Directive: Print the items word for word, from the first line through the line containing "y-axis-left-label: 1 [20, 453, 27, 467]", with both of those lines included.

-------- Listed records

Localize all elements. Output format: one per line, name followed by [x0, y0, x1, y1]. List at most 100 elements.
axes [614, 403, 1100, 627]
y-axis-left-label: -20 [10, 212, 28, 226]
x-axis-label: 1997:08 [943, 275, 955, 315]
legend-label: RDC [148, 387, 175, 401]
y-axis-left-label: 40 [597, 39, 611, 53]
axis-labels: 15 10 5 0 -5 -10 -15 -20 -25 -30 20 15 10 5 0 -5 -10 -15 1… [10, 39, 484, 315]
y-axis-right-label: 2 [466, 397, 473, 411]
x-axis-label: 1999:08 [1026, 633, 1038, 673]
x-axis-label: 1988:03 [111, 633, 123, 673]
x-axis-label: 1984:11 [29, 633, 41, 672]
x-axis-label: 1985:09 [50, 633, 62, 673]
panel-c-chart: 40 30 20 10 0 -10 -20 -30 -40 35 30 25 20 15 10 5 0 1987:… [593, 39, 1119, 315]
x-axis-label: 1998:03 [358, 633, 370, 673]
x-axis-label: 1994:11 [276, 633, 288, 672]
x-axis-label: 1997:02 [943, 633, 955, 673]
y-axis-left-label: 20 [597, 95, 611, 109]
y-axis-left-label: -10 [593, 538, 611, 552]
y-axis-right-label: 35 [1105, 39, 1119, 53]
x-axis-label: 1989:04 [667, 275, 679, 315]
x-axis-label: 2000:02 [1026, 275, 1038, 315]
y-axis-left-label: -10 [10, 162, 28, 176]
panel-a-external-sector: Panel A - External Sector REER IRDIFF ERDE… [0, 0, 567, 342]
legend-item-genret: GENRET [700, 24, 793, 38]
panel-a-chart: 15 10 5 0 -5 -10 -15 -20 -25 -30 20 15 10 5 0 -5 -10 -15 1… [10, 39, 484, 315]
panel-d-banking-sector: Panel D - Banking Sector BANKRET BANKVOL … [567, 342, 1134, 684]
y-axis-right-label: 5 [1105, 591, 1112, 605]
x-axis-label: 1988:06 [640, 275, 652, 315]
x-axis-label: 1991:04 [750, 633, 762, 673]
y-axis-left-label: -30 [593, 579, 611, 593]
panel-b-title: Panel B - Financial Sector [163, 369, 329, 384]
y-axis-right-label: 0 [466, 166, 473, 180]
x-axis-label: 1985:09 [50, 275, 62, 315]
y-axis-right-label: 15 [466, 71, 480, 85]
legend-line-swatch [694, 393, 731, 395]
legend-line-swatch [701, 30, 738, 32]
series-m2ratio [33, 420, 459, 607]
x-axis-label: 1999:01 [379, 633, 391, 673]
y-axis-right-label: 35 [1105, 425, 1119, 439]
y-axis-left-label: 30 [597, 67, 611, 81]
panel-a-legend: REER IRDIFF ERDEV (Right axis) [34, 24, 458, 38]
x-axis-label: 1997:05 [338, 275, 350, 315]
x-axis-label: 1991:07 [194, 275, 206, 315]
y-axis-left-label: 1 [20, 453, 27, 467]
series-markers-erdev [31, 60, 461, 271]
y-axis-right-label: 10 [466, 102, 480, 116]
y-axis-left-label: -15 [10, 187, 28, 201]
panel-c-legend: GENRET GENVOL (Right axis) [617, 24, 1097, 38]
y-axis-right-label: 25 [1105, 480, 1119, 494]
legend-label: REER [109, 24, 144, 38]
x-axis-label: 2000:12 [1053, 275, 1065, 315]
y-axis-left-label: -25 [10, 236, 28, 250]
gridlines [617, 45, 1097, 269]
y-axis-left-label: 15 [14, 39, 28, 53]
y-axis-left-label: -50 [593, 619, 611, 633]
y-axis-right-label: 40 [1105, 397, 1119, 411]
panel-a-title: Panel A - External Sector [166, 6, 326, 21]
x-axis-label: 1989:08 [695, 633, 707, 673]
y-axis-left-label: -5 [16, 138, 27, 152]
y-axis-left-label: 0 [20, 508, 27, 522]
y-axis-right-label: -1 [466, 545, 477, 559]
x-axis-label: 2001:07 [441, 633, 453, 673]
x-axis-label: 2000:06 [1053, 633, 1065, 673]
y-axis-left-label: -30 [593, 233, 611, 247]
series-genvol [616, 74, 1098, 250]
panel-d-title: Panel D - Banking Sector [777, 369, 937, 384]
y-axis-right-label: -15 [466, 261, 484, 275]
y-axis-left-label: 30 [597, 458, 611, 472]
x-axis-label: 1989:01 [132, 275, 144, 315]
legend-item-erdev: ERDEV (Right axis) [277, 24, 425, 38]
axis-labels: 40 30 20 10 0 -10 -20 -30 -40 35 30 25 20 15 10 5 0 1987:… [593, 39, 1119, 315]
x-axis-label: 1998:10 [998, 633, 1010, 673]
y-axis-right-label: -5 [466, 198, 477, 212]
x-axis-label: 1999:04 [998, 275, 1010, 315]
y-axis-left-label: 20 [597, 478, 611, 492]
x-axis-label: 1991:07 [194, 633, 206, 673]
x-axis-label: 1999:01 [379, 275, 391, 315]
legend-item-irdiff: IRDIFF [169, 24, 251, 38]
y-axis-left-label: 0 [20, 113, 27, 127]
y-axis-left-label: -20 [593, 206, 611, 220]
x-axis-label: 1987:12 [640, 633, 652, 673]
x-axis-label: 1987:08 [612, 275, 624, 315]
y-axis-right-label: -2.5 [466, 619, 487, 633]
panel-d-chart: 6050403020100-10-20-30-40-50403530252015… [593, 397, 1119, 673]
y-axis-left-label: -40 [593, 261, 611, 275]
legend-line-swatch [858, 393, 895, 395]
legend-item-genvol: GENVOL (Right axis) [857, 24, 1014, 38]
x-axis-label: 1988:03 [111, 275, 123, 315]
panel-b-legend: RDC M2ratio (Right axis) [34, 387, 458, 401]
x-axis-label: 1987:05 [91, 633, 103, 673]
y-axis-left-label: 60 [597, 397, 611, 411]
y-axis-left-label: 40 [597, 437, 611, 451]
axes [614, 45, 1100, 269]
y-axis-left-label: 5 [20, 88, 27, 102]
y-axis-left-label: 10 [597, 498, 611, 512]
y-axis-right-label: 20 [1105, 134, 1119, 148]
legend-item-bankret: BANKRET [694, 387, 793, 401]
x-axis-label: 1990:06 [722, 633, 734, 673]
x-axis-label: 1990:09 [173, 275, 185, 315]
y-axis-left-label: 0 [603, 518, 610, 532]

----------------

Result for this exercise:
Localize all elements. Output format: one per line, name followed by [x0, y0, x1, y1]. List at most 100 elements.
axes [614, 403, 1100, 627]
y-axis-left-label: -20 [10, 212, 28, 226]
x-axis-label: 1997:08 [943, 275, 955, 315]
legend-label: RDC [148, 387, 175, 401]
y-axis-left-label: 40 [597, 39, 611, 53]
axis-labels: 15 10 5 0 -5 -10 -15 -20 -25 -30 20 15 10 5 0 -5 -10 -15 1… [10, 39, 484, 315]
y-axis-right-label: 2 [466, 397, 473, 411]
x-axis-label: 1999:08 [1026, 633, 1038, 673]
x-axis-label: 1988:03 [111, 633, 123, 673]
x-axis-label: 1984:11 [29, 633, 41, 672]
x-axis-label: 1985:09 [50, 633, 62, 673]
panel-c-chart: 40 30 20 10 0 -10 -20 -30 -40 35 30 25 20 15 10 5 0 1987:… [593, 39, 1119, 315]
x-axis-label: 1998:03 [358, 633, 370, 673]
x-axis-label: 1994:11 [276, 633, 288, 672]
x-axis-label: 1997:02 [943, 633, 955, 673]
y-axis-left-label: 20 [597, 95, 611, 109]
y-axis-left-label: -10 [593, 538, 611, 552]
y-axis-right-label: 35 [1105, 39, 1119, 53]
x-axis-label: 1989:04 [667, 275, 679, 315]
x-axis-label: 2000:02 [1026, 275, 1038, 315]
y-axis-left-label: -10 [10, 162, 28, 176]
panel-a-external-sector: Panel A - External Sector REER IRDIFF ERDE… [0, 0, 567, 342]
legend-item-genret: GENRET [700, 24, 793, 38]
panel-a-chart: 15 10 5 0 -5 -10 -15 -20 -25 -30 20 15 10 5 0 -5 -10 -15 1… [10, 39, 484, 315]
panel-d-banking-sector: Panel D - Banking Sector BANKRET BANKVOL … [567, 342, 1134, 684]
y-axis-right-label: 5 [1105, 591, 1112, 605]
x-axis-label: 1988:06 [640, 275, 652, 315]
x-axis-label: 1991:04 [750, 633, 762, 673]
y-axis-left-label: -30 [593, 579, 611, 593]
panel-b-title: Panel B - Financial Sector [163, 369, 329, 384]
y-axis-right-label: 0 [466, 166, 473, 180]
x-axis-label: 1985:09 [50, 275, 62, 315]
y-axis-right-label: 15 [466, 71, 480, 85]
legend-line-swatch [694, 393, 731, 395]
legend-line-swatch [701, 30, 738, 32]
series-m2ratio [33, 420, 459, 607]
x-axis-label: 1999:01 [379, 633, 391, 673]
y-axis-right-label: 35 [1105, 425, 1119, 439]
y-axis-left-label: 30 [597, 67, 611, 81]
panel-a-legend: REER IRDIFF ERDEV (Right axis) [34, 24, 458, 38]
x-axis-label: 1997:05 [338, 275, 350, 315]
x-axis-label: 1991:07 [194, 275, 206, 315]
y-axis-left-label: 1 [20, 453, 27, 467]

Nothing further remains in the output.